● SOURCE TEXT
··········

Case Name: Albert C. LEGE, et al., Plaintiffs-Appellants, v. LEA EXPLORATION COMPANY, INC., Defendant-Appellee
Court: Louisiana Court of Appeal
Jurisdiction: Louisiana
Decision Date: 1994-02-02
Citations: 631 So. 2d 716
Docket Number: No. 93-605
Parties: Albert C. LEGE, et al., Plaintiffs-Appellants, v. LEA EXPLORATION COMPANY, INC., Defendant-Appellee.
Judges: Before LABORDE, THIBODEAUX and DECUIR, JJ.
Reporter: Southern Reporter, Second Series
Volume: 631
Pages: 716–720

Head Matter:
Albert C. LEGE, et al., Plaintiffs-Appellants, v. LEA EXPLORATION COMPANY, INC., Defendant-Appellee.
No. 93-605.
Court of Appeal of Louisiana, Third Circuit.
Feb. 2, 1994.
Allan Leland Durand, Lafayette, for Albert Lege, et al.
Patrick S. Ottinger, Lafayette, for Lea Exploration Co., Inc.
Before LABORDE, THIBODEAUX and DECUIR, JJ.

Opinion:
LABORDE, Judge.
In this oil and gas dispute, plaintiff-landowners seek to have a mineral lease declared dissolved beyond the period of its production in paying quantities so that it may recover subsequent profits and custody of the property. Finding no error in the trial judge's application of the law under the circumstances, we affirm.
FACTS
This dispute arises from a mineral lease granted in 1975 and extended in 1979. For the lease to exist beyond its primary term, both the lease and the Mineral Code required that the well "produce in paying quantities." The heart of the dispute calls into question the legal classification of certain expenditures by the lessee. Allocation of these expenditures to the category of "operating expenses," which are deductible from a producing properties gross revenues, could result in our finding that the well did not consistently "produce in paying quantities" and a forfeiture of the lease at some point during the years 1981 through 1984; their classification as "repair and remedial" or "equipment" capital costs, on the other hand, would lead us to affirm the lower court's conclusion that the well never ceased to "produce in paying quantities."
The trial judge, after studying the legal authority and all of the evidence, including the well's financial records and conflicting evidence, chose the latter approach, giving rise to the instant appeal, which is marked by excellent briefs filed by each party.
The substantive law applicable to this matter is LSA-R.S. 31:124, whose Comment concludes as follows:
The manner in which the test for production in paying quantities is stated in Article 124 is articulated well in the decision of the Texas Supreme Court in Clifton v. Koontz, [160 Tex. 82], 325 S.W.2d 684, 691 (1959):
"... [T]he standard by which paying quantities is determined is whether or not. under all the relevant circumstances a reasonably prudent operator would, for the purpose of making a profit and not merely for speculation, continue to operate a well in the manner in which the well in question was operated.

··········

● TASKS
[1] In what year was the mineral lease in the court case granted?
[2] Name every judge the court case lists on the appeal panel.
[3] Output the passage of the court case starting with "No. 93-605." and going on through "LABORDE, Judge.".

● DATA ROWS
··········

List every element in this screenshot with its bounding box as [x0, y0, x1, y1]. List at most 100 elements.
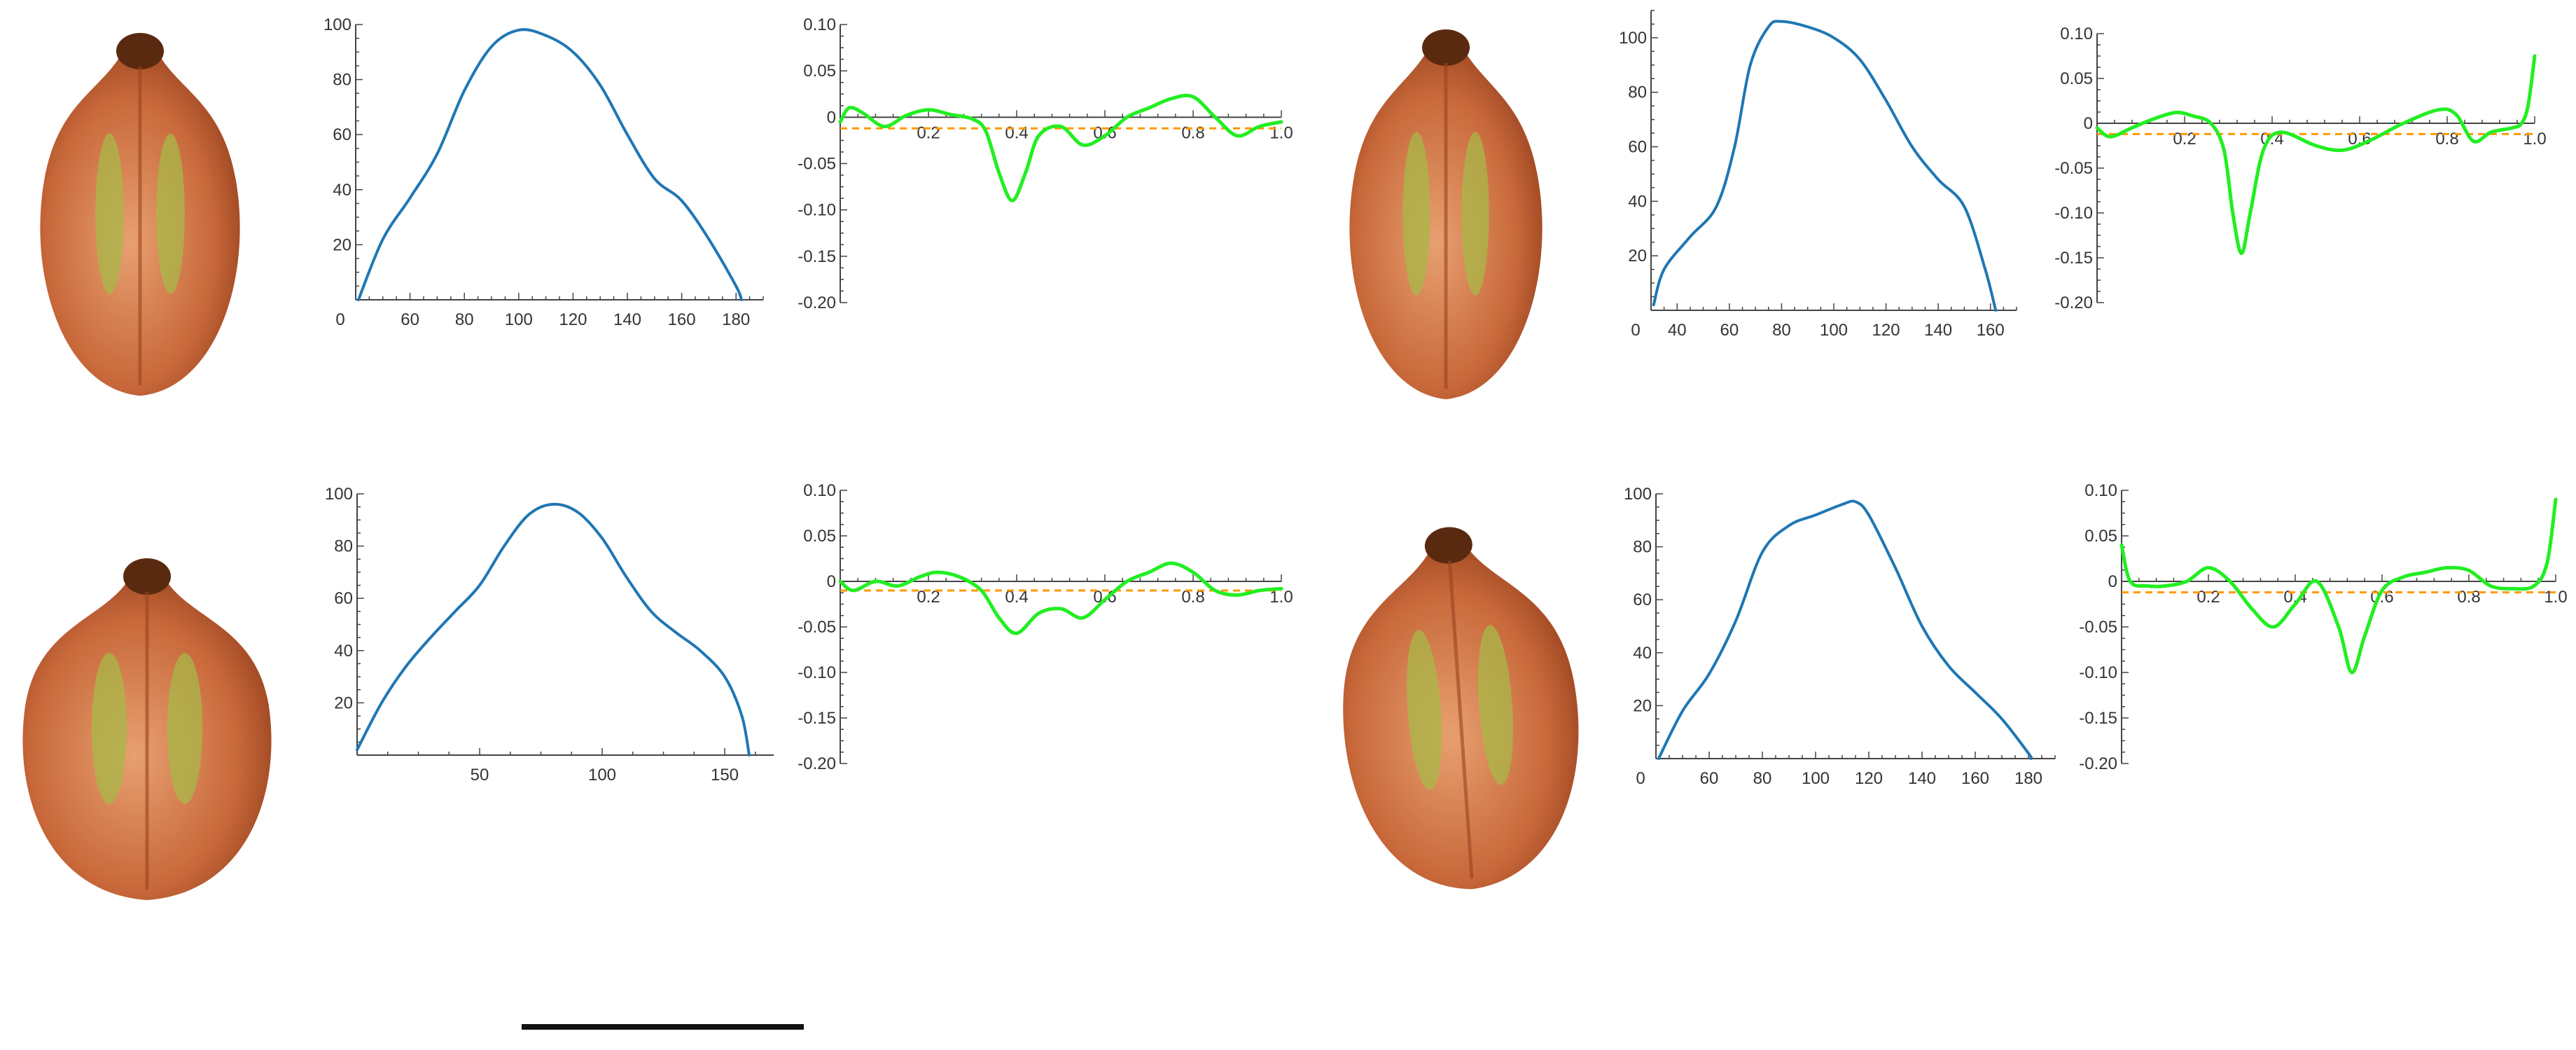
y-tick-label: 20 — [1633, 696, 1652, 715]
y-tick-label: 0 — [827, 572, 836, 591]
y-tick-label: 60 — [334, 589, 353, 608]
curvature-line — [2097, 56, 2535, 254]
seed-groove-left — [95, 134, 124, 294]
seed-tip — [116, 33, 164, 69]
y-tick-label: 100 — [323, 15, 351, 34]
y-tick-label: 80 — [1628, 83, 1647, 102]
seed-groove-right — [156, 134, 185, 294]
width-profile-line — [357, 504, 749, 755]
y-tick-label: -0.15 — [798, 247, 836, 266]
y-tick-label: 20 — [334, 693, 353, 712]
x-tick-label: 140 — [1908, 769, 1936, 788]
y-tick-label: -0.15 — [2054, 249, 2093, 268]
y-tick-label: -0.15 — [2079, 709, 2117, 728]
y-tick-label: -0.05 — [798, 155, 836, 174]
y-tick-label: 0.10 — [803, 481, 836, 500]
curvature-line — [840, 563, 1281, 633]
x-tick-label: 100 — [588, 766, 616, 785]
x-tick-label: 160 — [1961, 769, 1989, 788]
y-tick-label: 100 — [1619, 29, 1647, 48]
x-tick-label: 1.0 — [2544, 588, 2567, 607]
y-tick-label: 60 — [333, 125, 351, 144]
y-tick-label: 60 — [1628, 138, 1647, 157]
seed-photo-top-right — [1349, 29, 1542, 399]
y-tick-label: -0.05 — [2054, 159, 2093, 178]
x-tick-label: 100 — [505, 310, 533, 329]
curvature-bottom-right-chart: 0.2 0.4 0.6 0.8 1.00.100.050-0.05-0.10-0.15-… — [2079, 481, 2567, 773]
x-tick-label: 150 — [711, 766, 739, 785]
x-tick-label: 50 — [471, 766, 489, 785]
seed-photo-top-left — [40, 33, 239, 396]
x-tick-label: 80 — [1772, 321, 1791, 340]
width-profile-line — [1659, 501, 2032, 759]
y-tick-label: 0.05 — [2084, 527, 2117, 546]
x-tick-label: 0.2 — [2173, 130, 2196, 148]
seed-groove-right — [167, 653, 202, 804]
x-tick-label: 160 — [668, 310, 696, 329]
y-tick-label: -0.10 — [2079, 663, 2117, 682]
y-tick-label: 0.05 — [2060, 69, 2093, 88]
y-tick-label: -0.20 — [798, 293, 836, 312]
curvature-line — [2122, 499, 2556, 672]
y-tick-label: 40 — [1633, 644, 1652, 663]
x-tick-label: 60 — [401, 310, 419, 329]
x-tick-label: 0.8 — [2435, 130, 2458, 148]
y-tick-label: -0.15 — [798, 709, 836, 728]
y-tick-label: 0 — [2084, 114, 2093, 133]
y-tick-label: -0.05 — [798, 618, 836, 637]
y-tick-label: 20 — [333, 235, 351, 254]
x-tick-label: 100 — [1802, 769, 1830, 788]
x-tick-label: 120 — [559, 310, 587, 329]
seed-groove-right — [1461, 132, 1489, 295]
y-tick-label: 80 — [1633, 538, 1652, 557]
y-tick-label: -0.10 — [798, 663, 836, 682]
seed-groove-left — [1402, 132, 1430, 295]
x-tick-label: 60 — [1700, 769, 1719, 788]
profile-bottom-left-chart: 50 100 150 20 40 60 80 100 — [325, 485, 774, 785]
y-tick-label: -0.05 — [2079, 618, 2117, 637]
x-tick-label: 180 — [722, 310, 750, 329]
y-tick-label: -0.20 — [2079, 754, 2117, 773]
x-tick-label: 0.8 — [2457, 588, 2480, 607]
y-tick-label: 0 — [2108, 572, 2117, 591]
y-tick-label: 0.05 — [803, 62, 836, 81]
y-tick-label: 60 — [1633, 590, 1652, 609]
y-tick-label: 20 — [1628, 247, 1647, 265]
y-tick-label: 0.10 — [803, 15, 836, 34]
x-tick-label: 1.0 — [2523, 130, 2546, 148]
x-tick-label: 80 — [1753, 769, 1772, 788]
x-tick-label: 120 — [1872, 321, 1900, 340]
width-profile-line — [358, 29, 742, 300]
y-tick-label: -0.10 — [2054, 204, 2093, 223]
x-tick-label: 0.8 — [1181, 123, 1204, 142]
figure-canvas: 60 80 100 120 140 160 1802040608010000.2 0.4 0.6… — [0, 0, 2576, 1050]
y-tick-label: 40 — [334, 642, 353, 661]
x-tick-label: 60 — [1720, 321, 1739, 340]
seed-groove-left — [92, 653, 127, 804]
x-tick-label: 40 — [1668, 321, 1687, 340]
x-tick-label: 80 — [455, 310, 474, 329]
origin-tick-label: 0 — [1631, 321, 1640, 340]
x-tick-label: 180 — [2014, 769, 2042, 788]
y-tick-label: 0.10 — [2060, 25, 2093, 43]
x-tick-label: 0.2 — [2196, 588, 2220, 607]
y-tick-label: 0.10 — [2084, 481, 2117, 500]
y-tick-label: 40 — [1628, 192, 1647, 211]
curvature-top-right-chart: 0.2 0.4 0.6 0.8 1.00.100.050-0.05-0.10-0.15-… — [2054, 25, 2546, 312]
width-profile-line — [1654, 21, 1996, 310]
x-tick-label: 120 — [1855, 769, 1883, 788]
x-tick-label: 140 — [1924, 321, 1952, 340]
y-tick-label: 80 — [334, 537, 353, 556]
profile-bottom-right-chart: 60 80 100 120 140 160 180 20 40 60 80 100 0 — [1624, 485, 2055, 788]
origin-tick-label: 0 — [1636, 769, 1645, 788]
seed-photo-bottom-right — [1330, 519, 1589, 897]
seed-tip — [123, 558, 171, 595]
y-tick-label: 100 — [1624, 485, 1652, 504]
x-tick-label: 0.4 — [1005, 123, 1028, 142]
origin-tick-label: 0 — [335, 310, 344, 329]
curvature-top-left-chart: 0.2 0.4 0.6 0.8 1.00.100.050-0.05-0.10-0.15-… — [798, 15, 1293, 312]
y-tick-label: -0.20 — [798, 754, 836, 773]
x-tick-label: 140 — [613, 310, 641, 329]
seed-photo-bottom-left — [22, 558, 271, 900]
seed-tip — [1422, 29, 1470, 66]
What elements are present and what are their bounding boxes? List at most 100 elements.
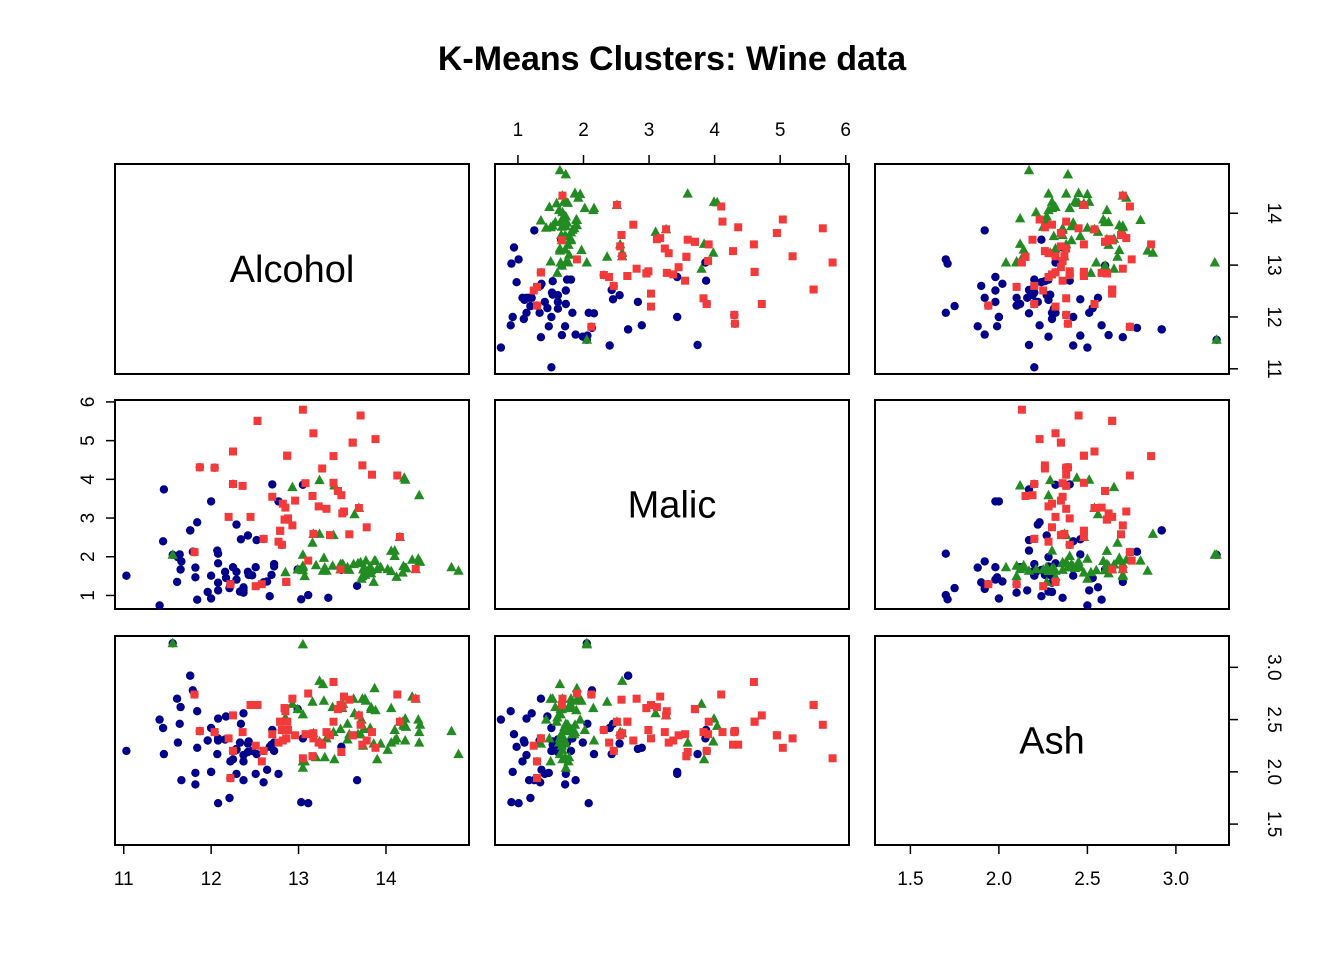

··········

● EXERCISE SOLUTIONS
[1] 1975

[2] LABORDE, THIBODEAUX, DECUIR

[3]
No. 93-605.
Court of Appeal of Louisiana, Third Circuit.
Feb. 2, 1994.
Allan Leland Durand, Lafayette, for Albert Lege, et al.
Patrick S. Ottinger, Lafayette, for Lea Exploration Co., Inc.
Before LABORDE, THIBODEAUX and DECUIR, JJ.

Opinion:
LABORDE, Judge.